Aim -> Which lines hold the word "frequencies"? Show each of them.

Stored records
>> Start

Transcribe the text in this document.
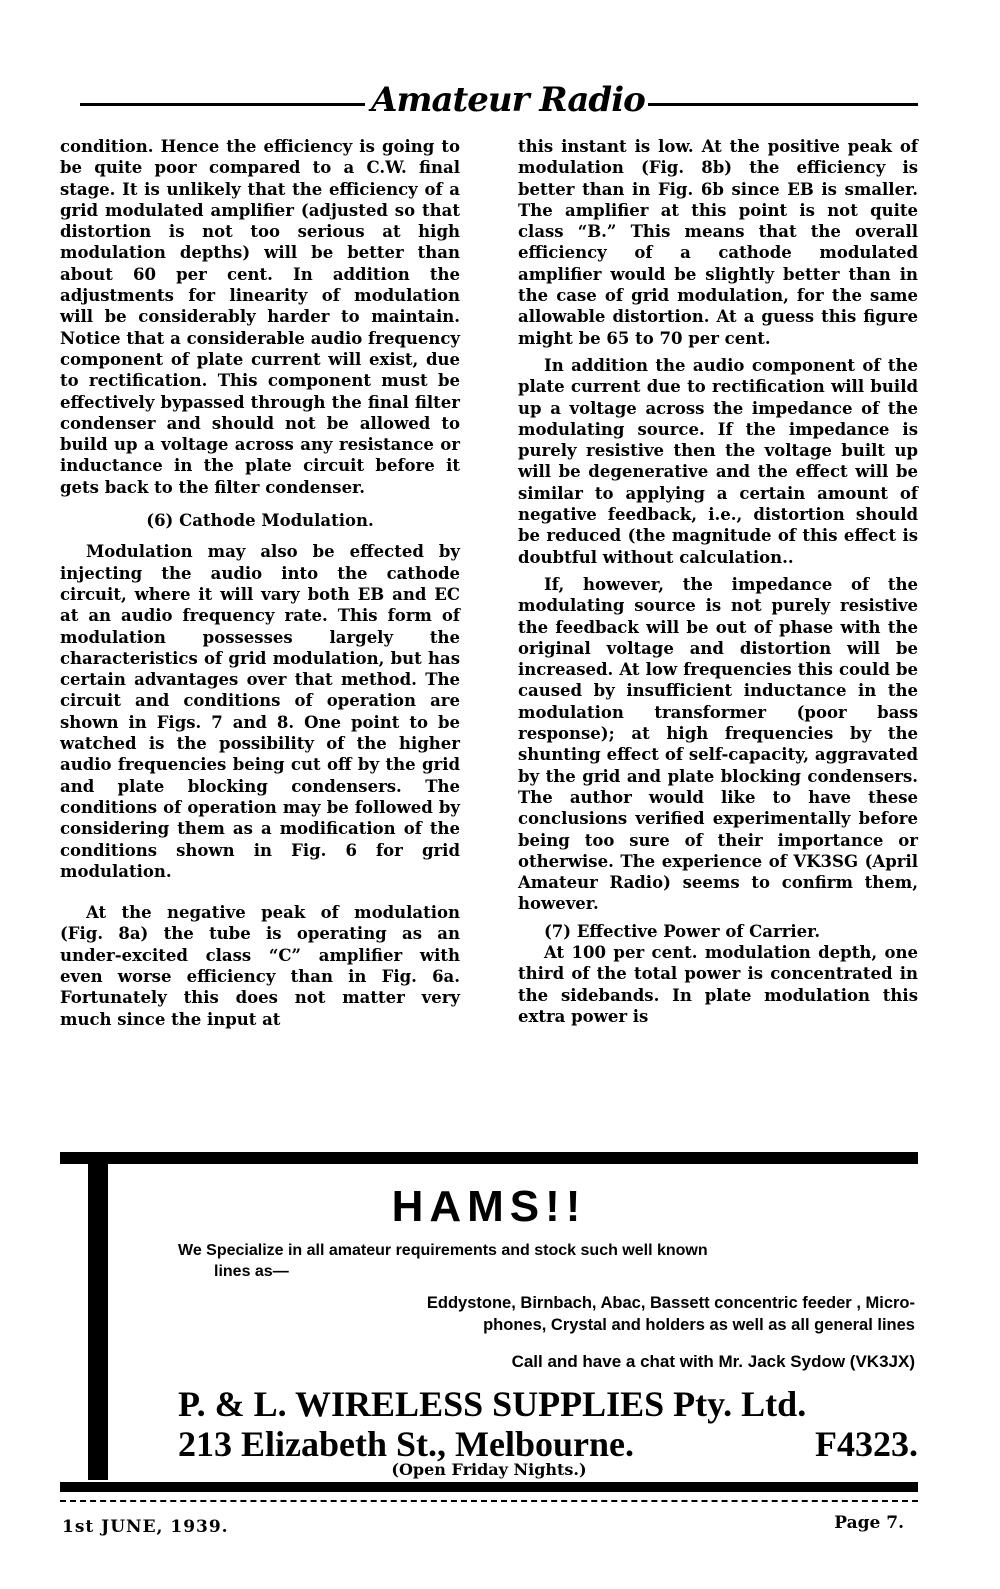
Amateur Radio

condition. Hence the efficiency is going to be quite poor compared to a C.W. final stage. It is unlikely that the efficiency of a grid modulated amplifier (adjusted so that distortion is not too serious at high modulation depths) will be better than about 60 per cent. In addition the adjustments for linearity of modulation will be considerably harder to maintain. Notice that a considerable audio frequency component of plate current will exist, due to rectification. This component must be effectively bypassed through the final filter condenser and should not be allowed to build up a voltage across any resistance or inductance in the plate circuit before it gets back to the filter condenser.

(6) Cathode Modulation.

Modulation may also be effected by injecting the audio into the cathode circuit, where it will vary both EB and EC at an audio frequency rate. This form of modulation possesses largely the characteristics of grid modulation, but has certain advantages over that method. The circuit and conditions of operation are shown in Figs. 7 and 8. One point to be watched is the possibility of the higher audio frequencies being cut off by the grid and plate blocking condensers. The conditions of operation may be followed by considering them as a modification of the conditions shown in Fig. 6 for grid modulation.

At the negative peak of modulation (Fig. 8a) the tube is operating as an under-excited class “C” amplifier with even worse efficiency than in Fig. 6a. Fortunately this does not matter very much since the input at

this instant is low. At the positive peak of modulation (Fig. 8b) the efficiency is better than in Fig. 6b since EB is smaller. The amplifier at this point is not quite class “B.” This means that the overall efficiency of a cathode modulated amplifier would be slightly better than in the case of grid modulation, for the same allowable distortion. At a guess this figure might be 65 to 70 per cent.

In addition the audio component of the plate current due to rectification will build up a voltage across the impedance of the modulating source. If the impedance is purely resistive then the voltage built up will be degenerative and the effect will be similar to applying a certain amount of negative feedback, i.e., distortion should be reduced (the magnitude of this effect is doubtful without calculation..

If, however, the impedance of the modulating source is not purely resistive the feedback will be out of phase with the original voltage and distortion will be increased. At low frequencies this could be caused by insufficient inductance in the modulation transformer (poor bass response); at high frequencies by the shunting effect of self-capacity, aggravated by the grid and plate blocking condensers. The author would like to have these conclusions verified experimentally before being too sure of their importance or otherwise. The experience of VK3SG (April Amateur Radio) seems to confirm them, however.

(7) Effective Power of Carrier.

At 100 per cent. modulation depth, one third of the total power is concentrated in the sidebands. In plate modulation this extra power is

HAMS!!
We Specialize in all amateur requirements and stock such well known
lines as—
Eddystone, Birnbach, Abac, Bassett concentric feeder , Micro-
phones, Crystal and holders as well as all general lines
Call and have a chat with Mr. Jack Sydow (VK3JX)
P. & L. WIRELESS SUPPLIES Pty. Ltd.
213 Elizabeth St., Melbourne.	F4323.
(Open Friday Nights.)
1st JUNE, 1939.	Page 7.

>> End

Task result ->
Modulation may also be effected by injecting the audio into the cathode circuit, where it will vary both EB and EC at an audio frequency rate. This form of modulation possesses largely the characteristics of grid modulation, but has certain advantages over that method. The circuit and conditions of operation are shown in Figs. 7 and 8. One point to be watched is the possibility of the higher audio frequencies being cut off by the grid and plate blocking condensers. The conditions of operation may be followed by considering them as a modification of the conditions shown in Fig. 6 for grid modulation.
If, however, the impedance of the modulating source is not purely resistive the feedback will be out of phase with the original voltage and distortion will be increased. At low frequencies this could be caused by insufficient inductance in the modulation transformer (poor bass response); at high frequencies by the shunting effect of self-capacity, aggravated by the grid and plate blocking condensers. The author would like to have these conclusions verified experimentally before being too sure of their importance or otherwise. The experience of VK3SG (April Amateur Radio) seems to confirm them, however.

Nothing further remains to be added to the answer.